# Set exercise
Copy the data below line by line without changing a single character, and leave the picture out of your copy.

>> BEGIN Supplied entries

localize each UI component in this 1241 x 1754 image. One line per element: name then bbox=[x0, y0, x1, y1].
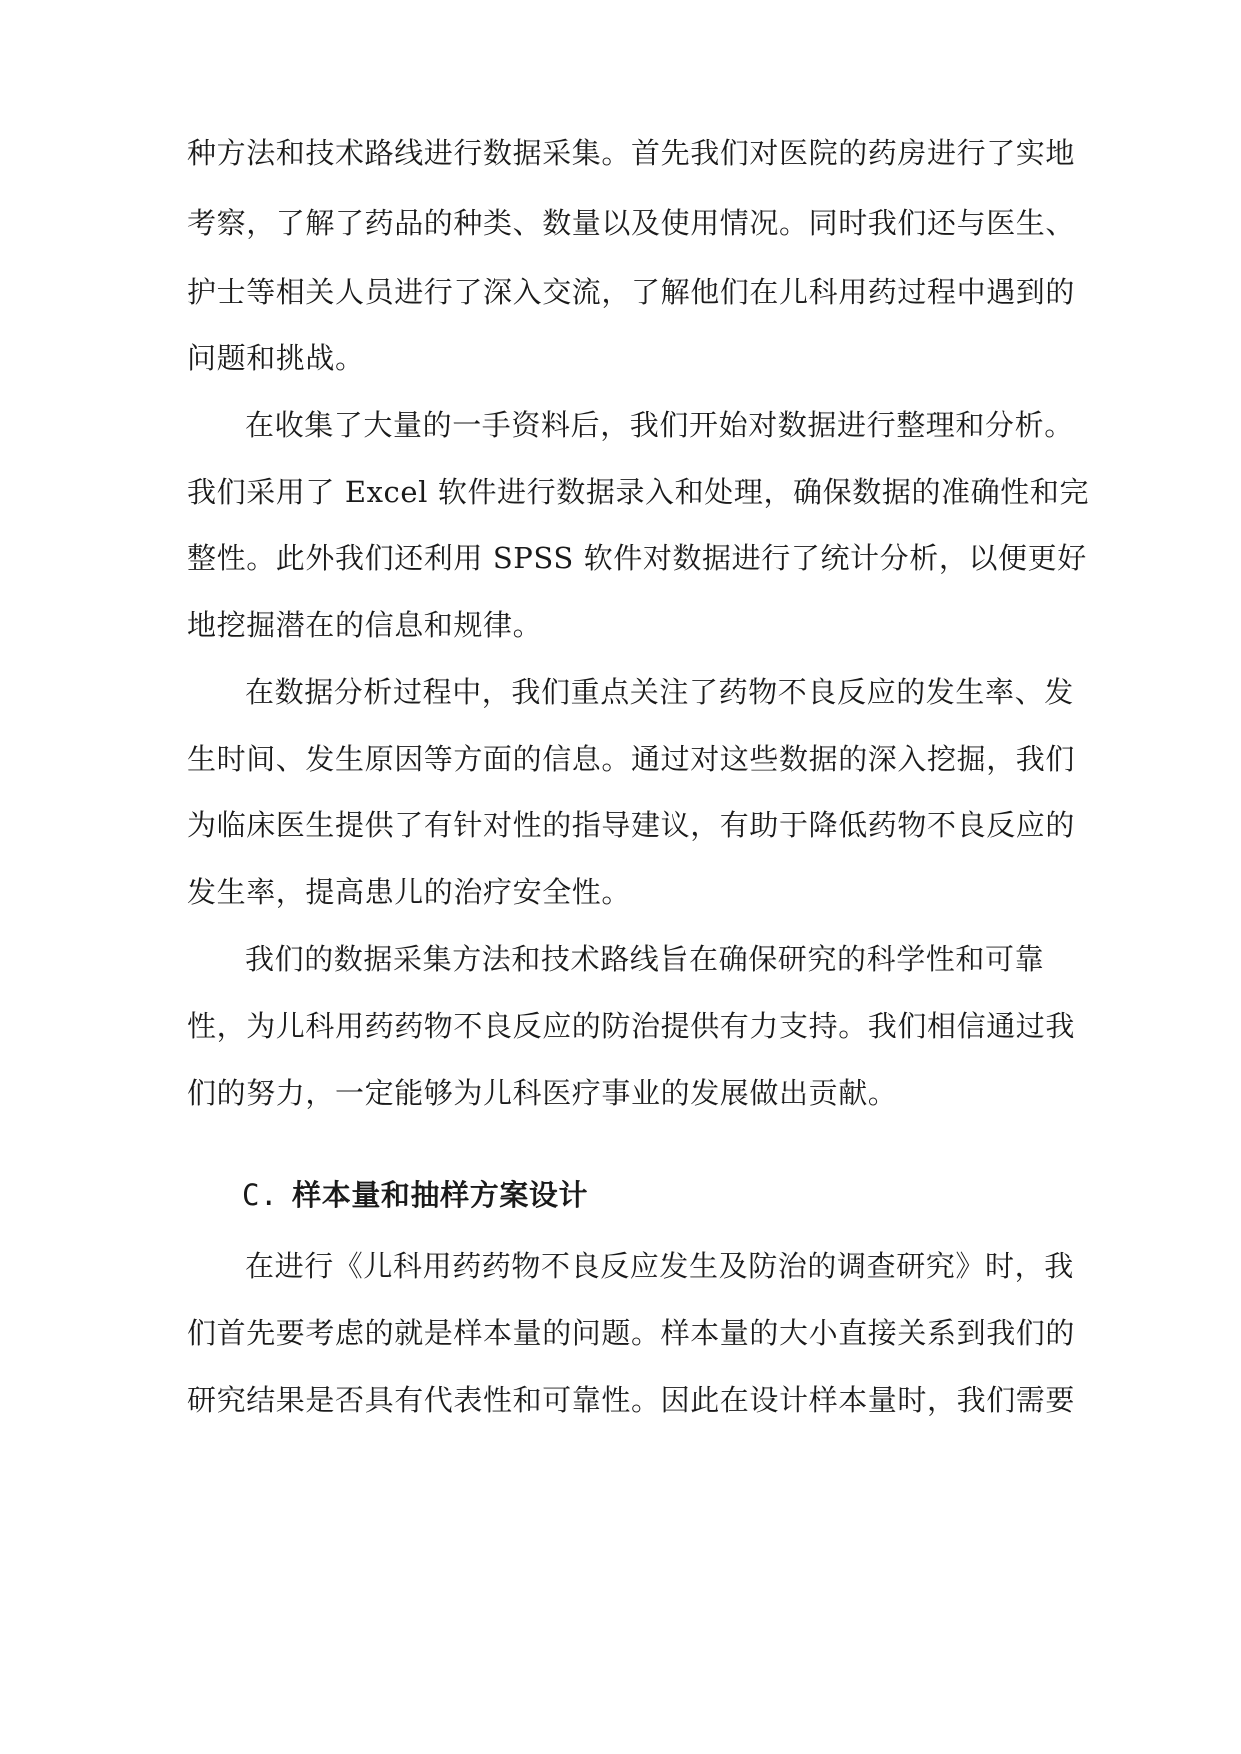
section-heading-title: 样本量和抽样方案设计 bbox=[292, 1178, 589, 1212]
paragraph-3-line-3: 为临床医生提供了有针对性的指导建议，有助于降低药物不良反应的 bbox=[187, 808, 1076, 842]
section-heading bbox=[242, 1175, 1122, 1215]
paragraph-5-line-1: 在进行《儿科用药药物不良反应发生及防治的调查研究》时，我 bbox=[245, 1249, 1074, 1283]
paragraph-1-line-3: 护士等相关人员进行了深入交流，了解他们在儿科用药过程中遇到的 bbox=[187, 275, 1076, 309]
paragraph-5-line-3: 研究结果是否具有代表性和可靠性。因此在设计样本量时，我们需要 bbox=[187, 1383, 1076, 1417]
paragraph-1-line-4: 问题和挑战。 bbox=[187, 341, 365, 375]
paragraph-3-line-2: 生时间、发生原因等方面的信息。通过对这些数据的深入挖掘，我们 bbox=[187, 742, 1076, 776]
paragraph-3-line-1: 在数据分析过程中，我们重点关注了药物不良反应的发生率、发 bbox=[245, 675, 1074, 709]
paragraph-1-line-1: 种方法和技术路线进行数据采集。首先我们对医院的药房进行了实地 bbox=[187, 136, 1076, 170]
paragraph-1-line-2: 考察，了解了药品的种类、数量以及使用情况。同时我们还与医生、 bbox=[187, 206, 1076, 240]
paragraph-4-line-3: 们的努力，一定能够为儿科医疗事业的发展做出贡献。 bbox=[187, 1076, 898, 1110]
paragraph-2-line-2: 我们采用了 Excel 软件进行数据录入和处理，确保数据的准确性和完 bbox=[187, 475, 1090, 509]
paragraph-2-line-3: 整性。此外我们还利用 SPSS 软件对数据进行了统计分析，以便更好 bbox=[187, 541, 1087, 575]
paragraph-4-line-1: 我们的数据采集方法和技术路线旨在确保研究的科学性和可靠 bbox=[245, 942, 1045, 976]
paragraph-3-line-4: 发生率，提高患儿的治疗安全性。 bbox=[187, 875, 632, 909]
paragraph-4-line-2: 性，为儿科用药药物不良反应的防治提供有力支持。我们相信通过我 bbox=[187, 1009, 1076, 1043]
paragraph-2-line-4: 地挖掘潜在的信息和规律。 bbox=[187, 608, 543, 642]
section-heading-marker: C. bbox=[242, 1178, 279, 1212]
paragraph-5-line-2: 们首先要考虑的就是样本量的问题。样本量的大小直接关系到我们的 bbox=[187, 1316, 1076, 1350]
paragraph-2-line-1: 在收集了大量的一手资料后，我们开始对数据进行整理和分析。 bbox=[245, 408, 1074, 442]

>> END Supplied entries

# Answer to the task
localize each UI component in this 1241 x 1754 image. One line per element: name then bbox=[x0, y0, x1, y1].
section-heading-title: 样本量和抽样方案设计 bbox=[292, 1178, 589, 1212]
paragraph-3-line-3: 为临床医生提供了有针对性的指导建议，有助于降低药物不良反应的 bbox=[187, 808, 1076, 842]
section-heading bbox=[242, 1175, 1122, 1215]
paragraph-5-line-1: 在进行《儿科用药药物不良反应发生及防治的调查研究》时，我 bbox=[245, 1249, 1074, 1283]
paragraph-1-line-3: 护士等相关人员进行了深入交流，了解他们在儿科用药过程中遇到的 bbox=[187, 275, 1076, 309]
paragraph-5-line-3: 研究结果是否具有代表性和可靠性。因此在设计样本量时，我们需要 bbox=[187, 1383, 1076, 1417]
paragraph-1-line-4: 问题和挑战。 bbox=[187, 341, 365, 375]
paragraph-3-line-2: 生时间、发生原因等方面的信息。通过对这些数据的深入挖掘，我们 bbox=[187, 742, 1076, 776]
paragraph-3-line-1: 在数据分析过程中，我们重点关注了药物不良反应的发生率、发 bbox=[245, 675, 1074, 709]
paragraph-1-line-1: 种方法和技术路线进行数据采集。首先我们对医院的药房进行了实地 bbox=[187, 136, 1076, 170]
paragraph-1-line-2: 考察，了解了药品的种类、数量以及使用情况。同时我们还与医生、 bbox=[187, 206, 1076, 240]
paragraph-4-line-3: 们的努力，一定能够为儿科医疗事业的发展做出贡献。 bbox=[187, 1076, 898, 1110]
paragraph-2-line-2: 我们采用了 Excel 软件进行数据录入和处理，确保数据的准确性和完 bbox=[187, 475, 1090, 509]
paragraph-2-line-3: 整性。此外我们还利用 SPSS 软件对数据进行了统计分析，以便更好 bbox=[187, 541, 1087, 575]
paragraph-4-line-1: 我们的数据采集方法和技术路线旨在确保研究的科学性和可靠 bbox=[245, 942, 1045, 976]
paragraph-3-line-4: 发生率，提高患儿的治疗安全性。 bbox=[187, 875, 632, 909]
paragraph-4-line-2: 性，为儿科用药药物不良反应的防治提供有力支持。我们相信通过我 bbox=[187, 1009, 1076, 1043]
paragraph-2-line-4: 地挖掘潜在的信息和规律。 bbox=[187, 608, 543, 642]
section-heading-marker: C. bbox=[242, 1178, 279, 1212]
paragraph-5-line-2: 们首先要考虑的就是样本量的问题。样本量的大小直接关系到我们的 bbox=[187, 1316, 1076, 1350]
paragraph-2-line-1: 在收集了大量的一手资料后，我们开始对数据进行整理和分析。 bbox=[245, 408, 1074, 442]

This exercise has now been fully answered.